Set problem ▸ Filter the entries, keeping every line with the word "электронов".

Exercise materials ▸
----

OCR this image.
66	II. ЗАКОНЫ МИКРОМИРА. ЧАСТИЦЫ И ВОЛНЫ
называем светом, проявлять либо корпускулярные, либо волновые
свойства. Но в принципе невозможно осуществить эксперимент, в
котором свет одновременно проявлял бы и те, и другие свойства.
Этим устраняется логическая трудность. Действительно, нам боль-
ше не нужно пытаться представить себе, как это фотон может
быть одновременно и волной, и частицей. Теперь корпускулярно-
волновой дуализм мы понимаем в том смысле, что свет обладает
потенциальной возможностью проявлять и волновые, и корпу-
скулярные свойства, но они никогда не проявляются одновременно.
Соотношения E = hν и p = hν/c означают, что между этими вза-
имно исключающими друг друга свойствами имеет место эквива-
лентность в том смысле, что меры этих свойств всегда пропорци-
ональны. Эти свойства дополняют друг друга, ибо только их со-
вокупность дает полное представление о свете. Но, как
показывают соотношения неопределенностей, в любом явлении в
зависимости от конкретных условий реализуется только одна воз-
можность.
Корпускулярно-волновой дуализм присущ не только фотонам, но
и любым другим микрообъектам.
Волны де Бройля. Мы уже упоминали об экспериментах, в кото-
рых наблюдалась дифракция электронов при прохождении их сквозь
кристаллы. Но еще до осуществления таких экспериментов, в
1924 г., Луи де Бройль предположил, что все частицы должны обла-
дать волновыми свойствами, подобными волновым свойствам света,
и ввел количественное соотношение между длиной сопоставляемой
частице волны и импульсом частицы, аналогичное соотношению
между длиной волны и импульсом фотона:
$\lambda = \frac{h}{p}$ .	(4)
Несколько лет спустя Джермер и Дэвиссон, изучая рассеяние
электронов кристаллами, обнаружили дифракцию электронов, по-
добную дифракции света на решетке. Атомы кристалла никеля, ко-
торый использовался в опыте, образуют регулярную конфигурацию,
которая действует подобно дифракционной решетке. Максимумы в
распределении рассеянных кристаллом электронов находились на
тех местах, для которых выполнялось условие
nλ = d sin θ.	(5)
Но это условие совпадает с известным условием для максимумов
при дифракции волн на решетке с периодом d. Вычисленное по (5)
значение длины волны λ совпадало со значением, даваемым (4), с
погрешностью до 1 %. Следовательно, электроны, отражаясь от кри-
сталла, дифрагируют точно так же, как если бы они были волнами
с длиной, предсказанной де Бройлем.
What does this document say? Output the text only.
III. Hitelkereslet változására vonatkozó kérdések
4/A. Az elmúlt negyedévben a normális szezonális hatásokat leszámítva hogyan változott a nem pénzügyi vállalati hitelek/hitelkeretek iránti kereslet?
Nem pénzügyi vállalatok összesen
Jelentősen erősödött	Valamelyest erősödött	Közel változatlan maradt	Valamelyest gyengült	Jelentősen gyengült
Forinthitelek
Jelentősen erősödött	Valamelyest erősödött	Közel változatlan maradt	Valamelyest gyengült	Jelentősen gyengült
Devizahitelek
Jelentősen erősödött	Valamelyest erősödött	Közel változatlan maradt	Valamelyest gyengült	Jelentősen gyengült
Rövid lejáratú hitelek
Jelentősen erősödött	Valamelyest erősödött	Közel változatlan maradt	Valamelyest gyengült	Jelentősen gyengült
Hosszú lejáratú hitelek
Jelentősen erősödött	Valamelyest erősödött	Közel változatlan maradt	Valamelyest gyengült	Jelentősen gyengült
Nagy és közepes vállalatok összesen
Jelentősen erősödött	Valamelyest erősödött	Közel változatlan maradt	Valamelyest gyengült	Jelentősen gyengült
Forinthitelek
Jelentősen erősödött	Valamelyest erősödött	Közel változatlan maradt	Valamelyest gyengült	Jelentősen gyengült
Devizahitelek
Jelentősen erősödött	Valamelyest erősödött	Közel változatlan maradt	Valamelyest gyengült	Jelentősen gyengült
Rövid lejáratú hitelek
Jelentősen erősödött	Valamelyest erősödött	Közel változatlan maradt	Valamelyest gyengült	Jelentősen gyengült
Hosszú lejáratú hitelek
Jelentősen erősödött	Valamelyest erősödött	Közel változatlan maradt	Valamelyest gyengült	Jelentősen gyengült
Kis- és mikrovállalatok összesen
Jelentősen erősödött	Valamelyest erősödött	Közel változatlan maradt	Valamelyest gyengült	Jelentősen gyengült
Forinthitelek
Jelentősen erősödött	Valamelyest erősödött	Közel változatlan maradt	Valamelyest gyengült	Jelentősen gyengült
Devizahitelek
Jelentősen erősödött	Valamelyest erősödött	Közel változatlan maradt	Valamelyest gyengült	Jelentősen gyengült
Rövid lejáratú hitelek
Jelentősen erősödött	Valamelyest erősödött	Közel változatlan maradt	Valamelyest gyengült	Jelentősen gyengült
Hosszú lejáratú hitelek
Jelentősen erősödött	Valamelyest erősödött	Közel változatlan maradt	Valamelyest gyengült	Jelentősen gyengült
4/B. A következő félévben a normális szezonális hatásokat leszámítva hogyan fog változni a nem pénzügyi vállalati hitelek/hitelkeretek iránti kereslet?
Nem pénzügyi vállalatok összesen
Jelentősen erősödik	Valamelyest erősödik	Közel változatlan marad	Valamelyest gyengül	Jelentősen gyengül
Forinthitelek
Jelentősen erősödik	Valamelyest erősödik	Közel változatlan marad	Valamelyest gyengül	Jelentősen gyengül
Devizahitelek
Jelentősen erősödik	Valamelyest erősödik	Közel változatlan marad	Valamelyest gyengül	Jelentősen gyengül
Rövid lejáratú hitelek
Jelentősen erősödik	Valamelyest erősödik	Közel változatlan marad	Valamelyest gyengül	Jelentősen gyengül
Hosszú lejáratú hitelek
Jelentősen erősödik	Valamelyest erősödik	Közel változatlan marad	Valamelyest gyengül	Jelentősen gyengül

----

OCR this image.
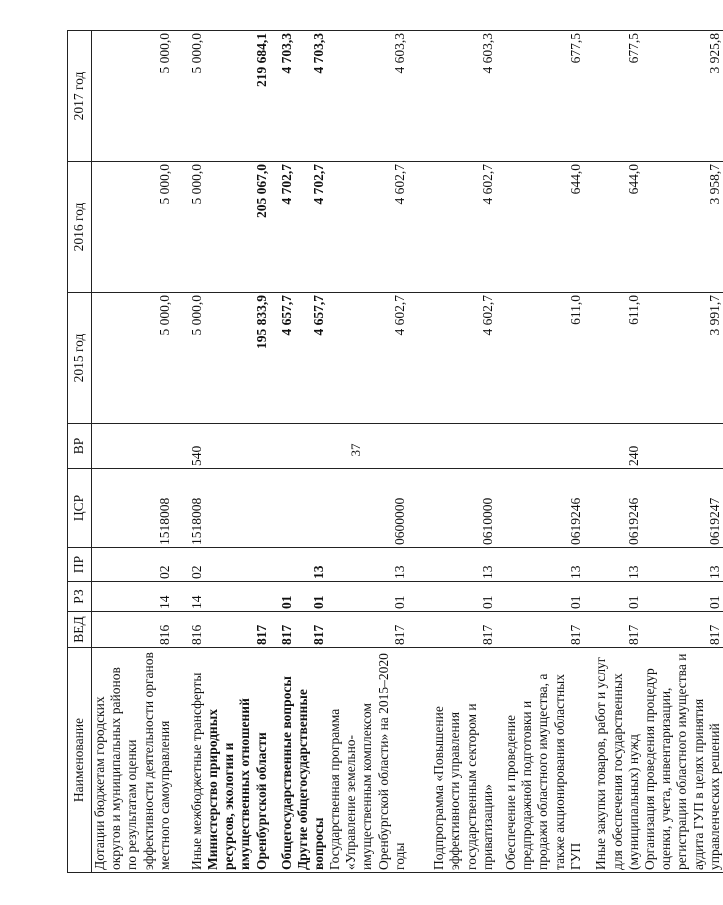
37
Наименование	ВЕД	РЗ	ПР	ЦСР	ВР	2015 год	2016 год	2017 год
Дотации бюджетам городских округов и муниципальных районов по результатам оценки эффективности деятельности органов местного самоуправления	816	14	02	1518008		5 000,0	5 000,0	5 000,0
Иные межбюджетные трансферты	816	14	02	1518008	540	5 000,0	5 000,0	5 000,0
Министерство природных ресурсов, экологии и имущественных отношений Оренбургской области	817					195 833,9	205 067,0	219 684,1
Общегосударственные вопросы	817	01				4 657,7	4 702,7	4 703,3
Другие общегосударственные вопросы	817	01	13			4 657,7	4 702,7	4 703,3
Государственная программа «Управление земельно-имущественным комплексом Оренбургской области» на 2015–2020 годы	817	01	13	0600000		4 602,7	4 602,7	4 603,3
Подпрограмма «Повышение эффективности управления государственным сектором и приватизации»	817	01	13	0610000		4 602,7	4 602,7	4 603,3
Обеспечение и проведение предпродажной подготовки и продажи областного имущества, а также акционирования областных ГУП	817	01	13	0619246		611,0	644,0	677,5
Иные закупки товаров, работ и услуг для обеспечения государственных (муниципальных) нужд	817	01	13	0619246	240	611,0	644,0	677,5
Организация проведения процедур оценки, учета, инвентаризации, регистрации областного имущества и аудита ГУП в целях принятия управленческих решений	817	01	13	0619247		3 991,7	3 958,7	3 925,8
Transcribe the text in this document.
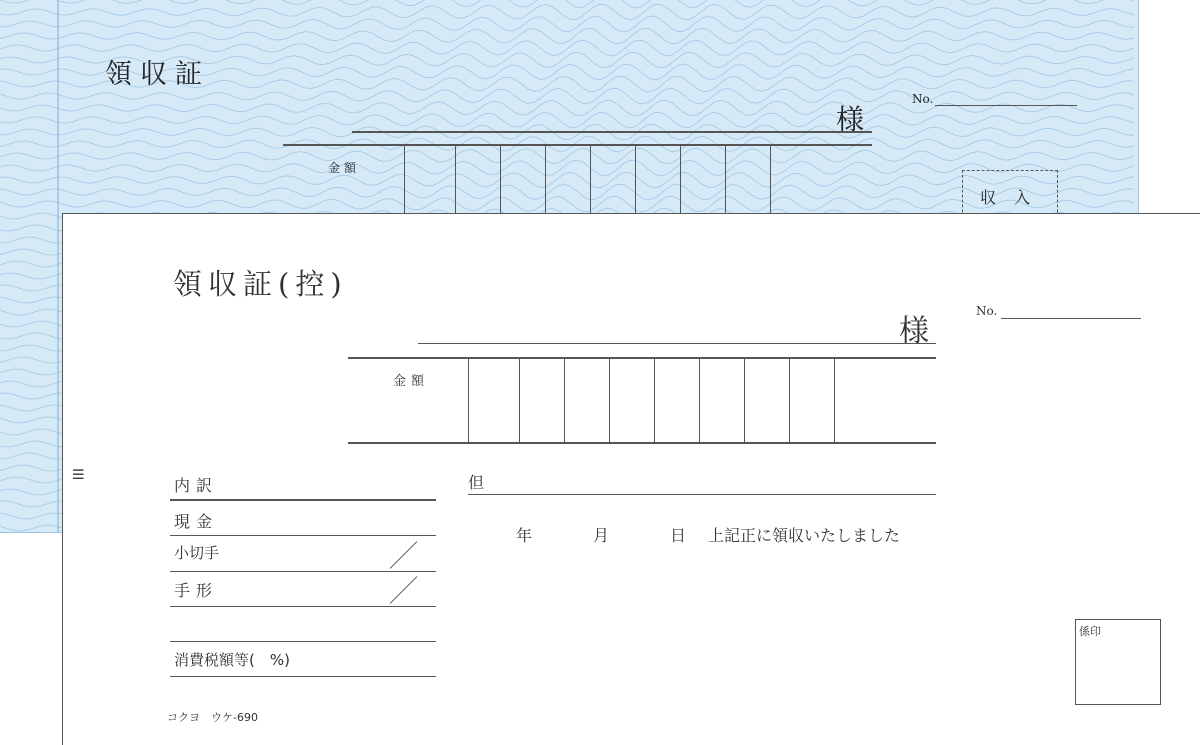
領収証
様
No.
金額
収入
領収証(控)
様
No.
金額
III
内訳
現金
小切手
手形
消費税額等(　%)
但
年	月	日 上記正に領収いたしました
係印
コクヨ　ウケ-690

----

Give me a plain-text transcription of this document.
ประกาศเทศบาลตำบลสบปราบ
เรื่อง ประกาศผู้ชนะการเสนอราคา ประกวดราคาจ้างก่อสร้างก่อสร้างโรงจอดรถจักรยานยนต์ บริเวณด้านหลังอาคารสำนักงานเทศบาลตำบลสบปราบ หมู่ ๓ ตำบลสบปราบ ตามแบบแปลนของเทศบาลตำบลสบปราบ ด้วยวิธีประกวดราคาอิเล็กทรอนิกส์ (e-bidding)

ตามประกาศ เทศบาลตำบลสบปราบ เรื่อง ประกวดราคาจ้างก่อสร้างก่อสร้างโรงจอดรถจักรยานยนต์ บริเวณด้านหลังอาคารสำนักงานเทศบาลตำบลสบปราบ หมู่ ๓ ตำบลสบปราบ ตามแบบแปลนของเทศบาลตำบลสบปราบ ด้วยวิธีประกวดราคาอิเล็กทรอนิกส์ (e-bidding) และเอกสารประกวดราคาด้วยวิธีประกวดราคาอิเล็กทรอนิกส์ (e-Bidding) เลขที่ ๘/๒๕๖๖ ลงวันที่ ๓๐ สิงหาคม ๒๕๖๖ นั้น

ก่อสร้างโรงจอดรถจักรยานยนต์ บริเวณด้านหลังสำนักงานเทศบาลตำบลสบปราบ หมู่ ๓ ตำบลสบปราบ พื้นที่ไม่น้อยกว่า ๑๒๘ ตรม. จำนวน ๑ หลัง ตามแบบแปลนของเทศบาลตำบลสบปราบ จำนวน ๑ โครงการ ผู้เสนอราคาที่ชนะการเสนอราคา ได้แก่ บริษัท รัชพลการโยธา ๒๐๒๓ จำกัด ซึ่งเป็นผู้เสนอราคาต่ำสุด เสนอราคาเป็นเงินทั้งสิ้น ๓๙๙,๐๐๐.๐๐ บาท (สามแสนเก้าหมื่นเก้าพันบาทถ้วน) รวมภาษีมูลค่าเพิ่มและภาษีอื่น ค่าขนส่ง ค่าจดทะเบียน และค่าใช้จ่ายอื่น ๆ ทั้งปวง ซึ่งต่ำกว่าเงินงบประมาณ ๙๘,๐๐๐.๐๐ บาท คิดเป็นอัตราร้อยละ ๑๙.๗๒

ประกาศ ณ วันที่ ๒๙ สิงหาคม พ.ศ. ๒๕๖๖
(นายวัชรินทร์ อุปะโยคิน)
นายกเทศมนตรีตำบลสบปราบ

----

Task output ▸
рых наблюдалась дифракция электронов при прохождении их сквозь
электронов кристаллами, обнаружили дифракцию электронов, по-
распределении рассеянных кристаллом электронов находились на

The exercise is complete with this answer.